EXERCISE OBJECTIVE: Copy out each line of the material below that holds the string "Kamchatskiy".

TASK DATA:
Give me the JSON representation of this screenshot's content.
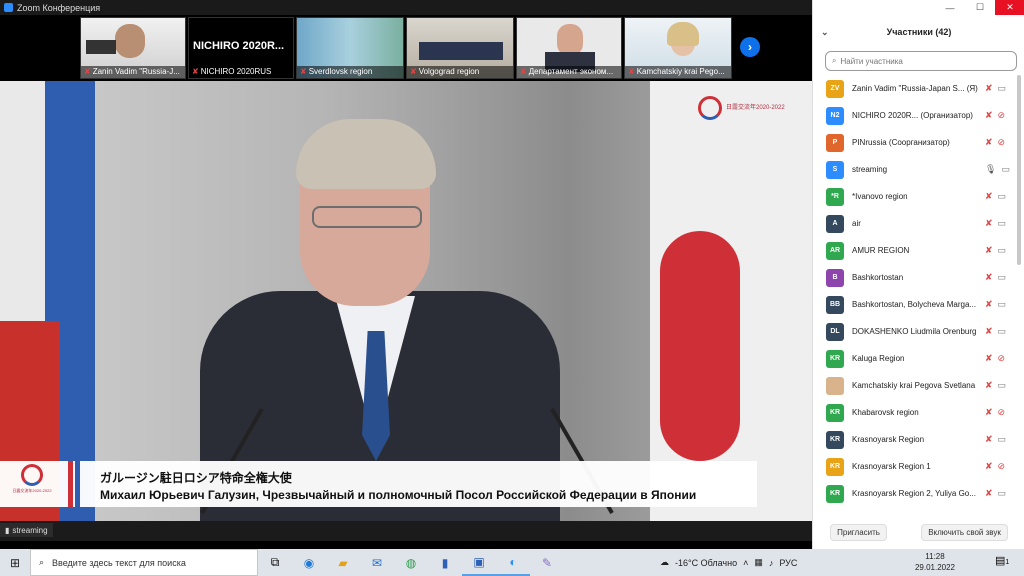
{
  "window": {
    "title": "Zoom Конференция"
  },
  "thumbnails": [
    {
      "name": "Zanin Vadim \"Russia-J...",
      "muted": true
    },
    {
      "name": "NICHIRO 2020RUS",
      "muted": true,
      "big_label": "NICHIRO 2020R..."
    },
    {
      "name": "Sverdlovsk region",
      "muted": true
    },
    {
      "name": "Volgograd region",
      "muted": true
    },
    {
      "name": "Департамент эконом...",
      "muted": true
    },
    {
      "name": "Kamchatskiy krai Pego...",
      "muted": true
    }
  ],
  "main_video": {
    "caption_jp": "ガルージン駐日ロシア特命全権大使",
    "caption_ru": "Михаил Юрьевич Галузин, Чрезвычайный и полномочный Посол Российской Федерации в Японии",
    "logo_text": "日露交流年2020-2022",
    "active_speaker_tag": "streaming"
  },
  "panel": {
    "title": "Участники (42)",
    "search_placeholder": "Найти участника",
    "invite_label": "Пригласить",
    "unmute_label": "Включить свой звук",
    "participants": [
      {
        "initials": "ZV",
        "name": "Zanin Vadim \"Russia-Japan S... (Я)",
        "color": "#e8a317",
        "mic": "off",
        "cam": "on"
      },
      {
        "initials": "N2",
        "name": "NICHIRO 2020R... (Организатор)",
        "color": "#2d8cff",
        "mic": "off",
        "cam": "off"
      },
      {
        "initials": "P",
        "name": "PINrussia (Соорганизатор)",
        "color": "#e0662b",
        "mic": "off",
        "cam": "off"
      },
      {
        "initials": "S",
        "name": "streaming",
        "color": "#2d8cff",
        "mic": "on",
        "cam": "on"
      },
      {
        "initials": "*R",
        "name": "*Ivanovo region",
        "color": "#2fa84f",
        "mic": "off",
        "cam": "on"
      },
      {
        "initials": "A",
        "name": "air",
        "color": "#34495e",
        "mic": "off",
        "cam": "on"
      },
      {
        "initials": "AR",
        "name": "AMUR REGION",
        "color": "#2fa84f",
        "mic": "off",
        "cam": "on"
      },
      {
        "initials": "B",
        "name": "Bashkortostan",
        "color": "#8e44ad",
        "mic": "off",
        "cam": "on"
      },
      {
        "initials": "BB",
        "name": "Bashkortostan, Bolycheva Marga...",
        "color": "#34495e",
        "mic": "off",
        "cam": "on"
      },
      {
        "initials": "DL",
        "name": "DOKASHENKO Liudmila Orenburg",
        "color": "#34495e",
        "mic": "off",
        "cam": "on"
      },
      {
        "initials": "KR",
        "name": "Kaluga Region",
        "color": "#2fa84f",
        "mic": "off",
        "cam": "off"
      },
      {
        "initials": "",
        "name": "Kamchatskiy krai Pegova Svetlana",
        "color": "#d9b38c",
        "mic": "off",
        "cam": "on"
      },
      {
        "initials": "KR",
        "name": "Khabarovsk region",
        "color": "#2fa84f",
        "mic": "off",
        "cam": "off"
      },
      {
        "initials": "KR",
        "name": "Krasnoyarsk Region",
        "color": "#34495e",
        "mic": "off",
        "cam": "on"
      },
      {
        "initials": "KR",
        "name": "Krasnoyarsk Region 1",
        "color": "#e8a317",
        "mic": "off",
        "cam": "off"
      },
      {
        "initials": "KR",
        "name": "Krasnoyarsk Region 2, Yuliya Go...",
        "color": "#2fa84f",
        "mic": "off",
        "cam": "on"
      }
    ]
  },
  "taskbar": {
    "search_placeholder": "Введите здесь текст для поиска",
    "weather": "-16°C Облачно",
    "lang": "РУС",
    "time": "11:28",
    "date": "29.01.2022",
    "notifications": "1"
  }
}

...

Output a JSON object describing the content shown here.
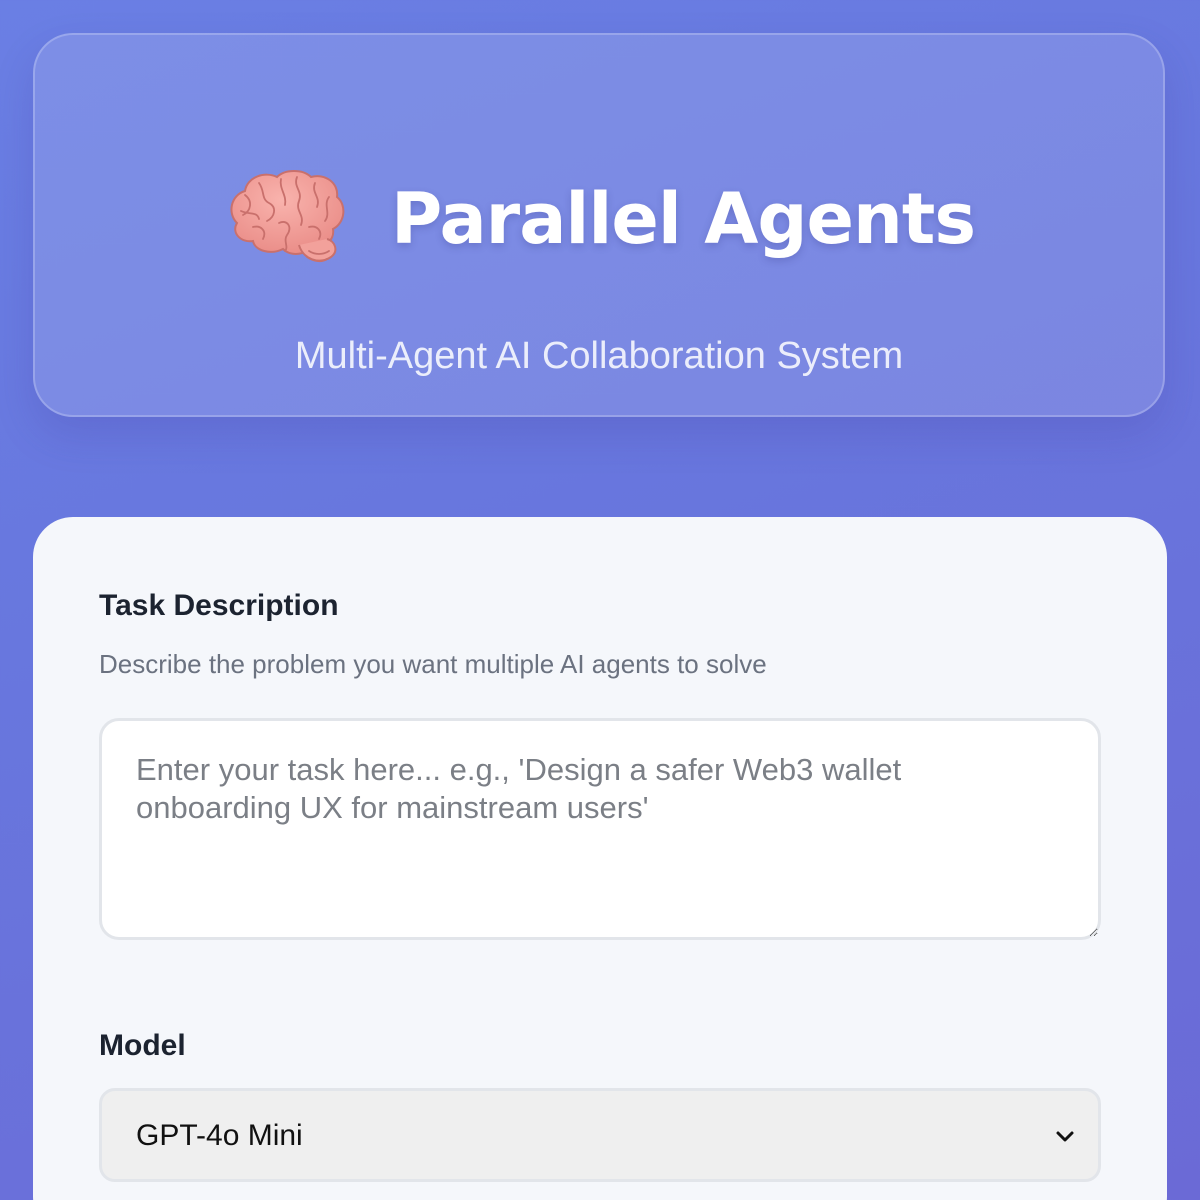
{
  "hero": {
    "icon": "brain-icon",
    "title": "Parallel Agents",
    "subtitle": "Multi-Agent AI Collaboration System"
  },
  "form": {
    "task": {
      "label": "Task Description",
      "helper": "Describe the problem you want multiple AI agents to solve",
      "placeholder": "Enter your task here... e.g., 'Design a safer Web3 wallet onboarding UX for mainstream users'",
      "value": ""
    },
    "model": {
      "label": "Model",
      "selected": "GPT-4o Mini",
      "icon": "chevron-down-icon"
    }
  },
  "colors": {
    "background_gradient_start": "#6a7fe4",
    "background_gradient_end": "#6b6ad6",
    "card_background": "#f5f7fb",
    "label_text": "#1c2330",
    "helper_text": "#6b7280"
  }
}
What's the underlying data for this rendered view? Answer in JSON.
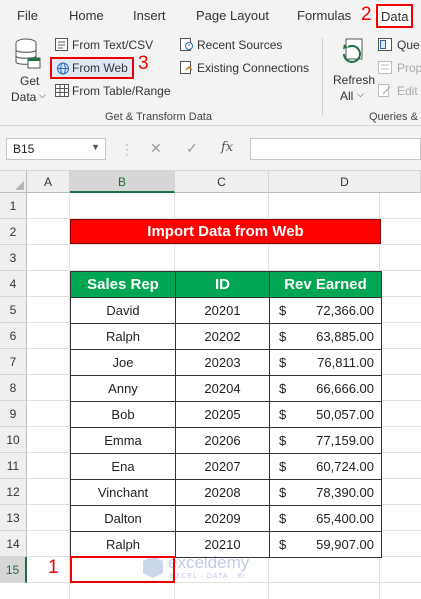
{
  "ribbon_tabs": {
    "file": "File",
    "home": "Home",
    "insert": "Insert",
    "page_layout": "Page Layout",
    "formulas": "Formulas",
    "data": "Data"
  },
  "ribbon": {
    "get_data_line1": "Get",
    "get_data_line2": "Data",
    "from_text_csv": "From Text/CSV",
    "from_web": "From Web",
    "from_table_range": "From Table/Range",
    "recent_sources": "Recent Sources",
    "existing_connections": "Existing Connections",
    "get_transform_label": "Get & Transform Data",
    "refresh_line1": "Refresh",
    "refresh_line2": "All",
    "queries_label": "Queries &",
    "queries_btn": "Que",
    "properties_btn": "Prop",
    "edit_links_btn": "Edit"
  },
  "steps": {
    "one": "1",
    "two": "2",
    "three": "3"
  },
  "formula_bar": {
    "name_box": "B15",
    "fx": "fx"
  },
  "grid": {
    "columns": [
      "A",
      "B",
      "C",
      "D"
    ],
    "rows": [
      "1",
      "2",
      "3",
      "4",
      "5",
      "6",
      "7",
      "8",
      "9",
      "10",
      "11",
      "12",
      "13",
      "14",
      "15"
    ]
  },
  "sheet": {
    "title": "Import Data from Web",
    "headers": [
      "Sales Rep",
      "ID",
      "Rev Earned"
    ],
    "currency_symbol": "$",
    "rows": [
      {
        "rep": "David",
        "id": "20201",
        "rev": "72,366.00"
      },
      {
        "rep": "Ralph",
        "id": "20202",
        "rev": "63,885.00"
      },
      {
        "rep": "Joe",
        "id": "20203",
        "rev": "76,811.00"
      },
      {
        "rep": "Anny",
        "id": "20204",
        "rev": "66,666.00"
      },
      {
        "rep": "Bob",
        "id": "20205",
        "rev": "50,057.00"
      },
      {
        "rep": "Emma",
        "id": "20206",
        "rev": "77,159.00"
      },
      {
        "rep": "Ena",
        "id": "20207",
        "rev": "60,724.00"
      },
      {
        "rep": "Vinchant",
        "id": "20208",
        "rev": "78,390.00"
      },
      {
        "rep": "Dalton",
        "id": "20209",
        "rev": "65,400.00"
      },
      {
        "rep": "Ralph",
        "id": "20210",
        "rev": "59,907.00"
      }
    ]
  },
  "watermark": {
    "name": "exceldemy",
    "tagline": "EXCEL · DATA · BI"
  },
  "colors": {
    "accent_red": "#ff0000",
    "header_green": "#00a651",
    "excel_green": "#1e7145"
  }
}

TASK SOLUTION:
      "name": "Kamchatskiy krai Pego...",
        "name": "Kamchatskiy krai Pegova Svetlana",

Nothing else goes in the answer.